# PROBLEM TO WORK ON
Using the records provided below, locate and copy each line that contains the word "Ширина".
— Start DATA FOR PROCESSING —
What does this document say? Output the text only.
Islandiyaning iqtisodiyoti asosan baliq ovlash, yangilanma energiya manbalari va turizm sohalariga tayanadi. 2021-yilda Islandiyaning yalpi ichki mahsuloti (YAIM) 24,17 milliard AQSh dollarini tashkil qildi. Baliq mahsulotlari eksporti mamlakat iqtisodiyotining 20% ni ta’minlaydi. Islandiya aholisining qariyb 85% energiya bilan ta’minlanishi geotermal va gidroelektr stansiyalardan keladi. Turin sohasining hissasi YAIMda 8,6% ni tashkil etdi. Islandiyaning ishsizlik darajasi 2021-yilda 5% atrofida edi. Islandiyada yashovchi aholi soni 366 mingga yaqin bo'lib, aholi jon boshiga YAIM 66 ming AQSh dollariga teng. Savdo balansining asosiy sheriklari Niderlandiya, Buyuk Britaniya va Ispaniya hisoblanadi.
— End DATA FOR PROCESSING —
— Start DATA FOR PROCESSING —
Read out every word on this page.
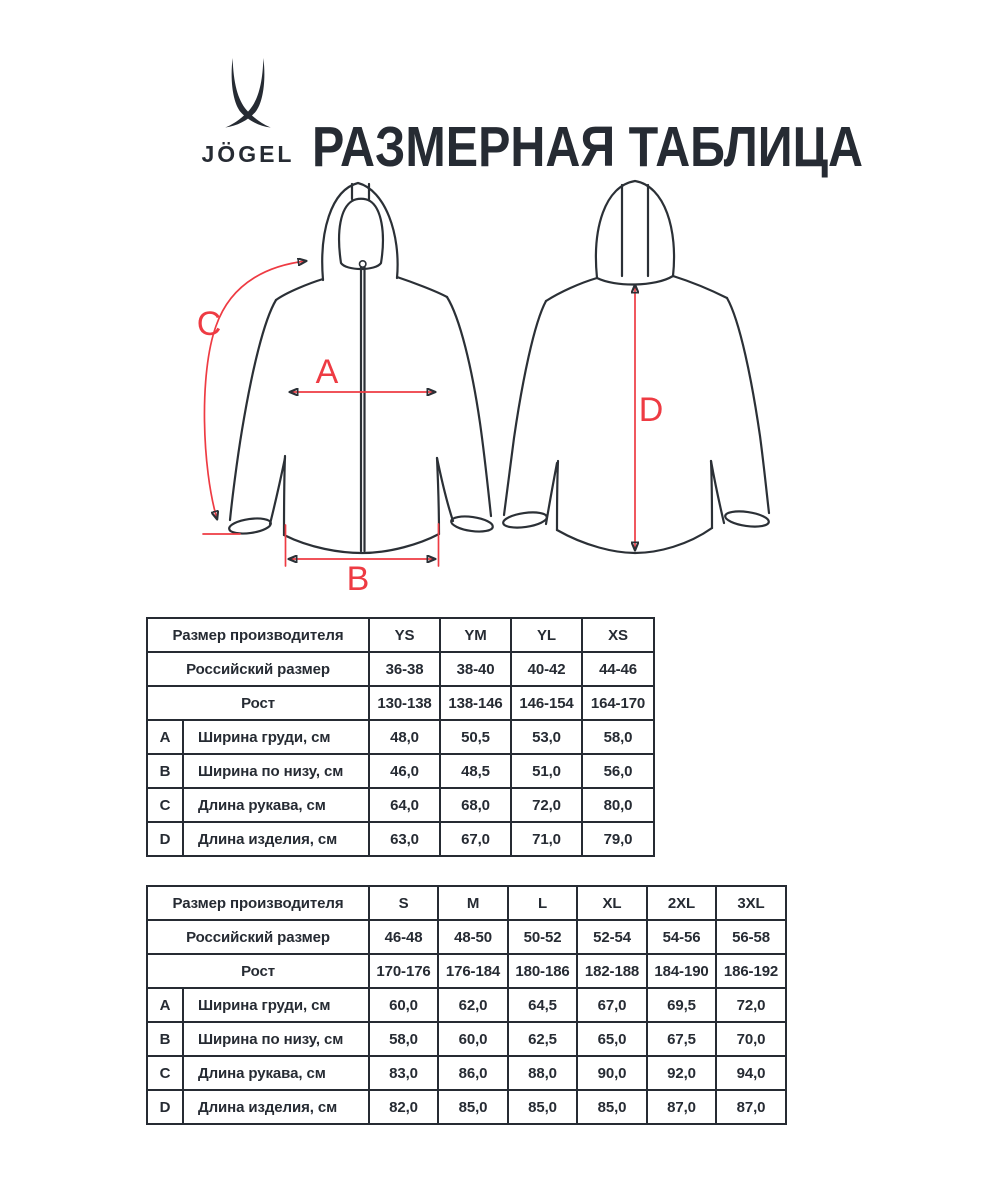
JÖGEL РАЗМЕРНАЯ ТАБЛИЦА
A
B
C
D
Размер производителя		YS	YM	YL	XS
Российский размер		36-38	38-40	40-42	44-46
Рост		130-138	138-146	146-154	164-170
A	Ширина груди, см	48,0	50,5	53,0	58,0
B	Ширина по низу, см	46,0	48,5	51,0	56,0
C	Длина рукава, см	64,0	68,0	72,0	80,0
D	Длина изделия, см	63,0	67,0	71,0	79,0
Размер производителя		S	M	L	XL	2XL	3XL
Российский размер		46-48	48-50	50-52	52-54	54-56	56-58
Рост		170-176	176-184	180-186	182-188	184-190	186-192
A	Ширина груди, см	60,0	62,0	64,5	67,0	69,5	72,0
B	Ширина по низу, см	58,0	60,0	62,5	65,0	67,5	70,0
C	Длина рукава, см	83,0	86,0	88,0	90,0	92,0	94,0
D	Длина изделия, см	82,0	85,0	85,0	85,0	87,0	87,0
— End DATA FOR PROCESSING —
— Start DATA FOR PROCESSING —
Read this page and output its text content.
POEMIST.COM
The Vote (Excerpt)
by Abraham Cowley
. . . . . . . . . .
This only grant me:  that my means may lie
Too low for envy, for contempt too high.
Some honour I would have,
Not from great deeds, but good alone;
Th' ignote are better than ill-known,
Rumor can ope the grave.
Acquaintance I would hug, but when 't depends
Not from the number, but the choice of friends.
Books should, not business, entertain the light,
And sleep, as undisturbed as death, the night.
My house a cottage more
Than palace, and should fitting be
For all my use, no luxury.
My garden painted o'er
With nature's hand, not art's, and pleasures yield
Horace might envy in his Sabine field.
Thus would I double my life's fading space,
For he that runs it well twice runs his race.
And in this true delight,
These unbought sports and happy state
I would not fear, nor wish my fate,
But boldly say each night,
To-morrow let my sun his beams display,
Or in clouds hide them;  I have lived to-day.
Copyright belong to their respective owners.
— End DATA FOR PROCESSING —
# REPLY TO THE TASK
A	Ширина груди, см	48,0	50,5	53,0	58,0
B	Ширина по низу, см	46,0	48,5	51,0	56,0
A	Ширина груди, см	60,0	62,0	64,5	67,0	69,5	72,0
B	Ширина по низу, см	58,0	60,0	62,5	65,0	67,5	70,0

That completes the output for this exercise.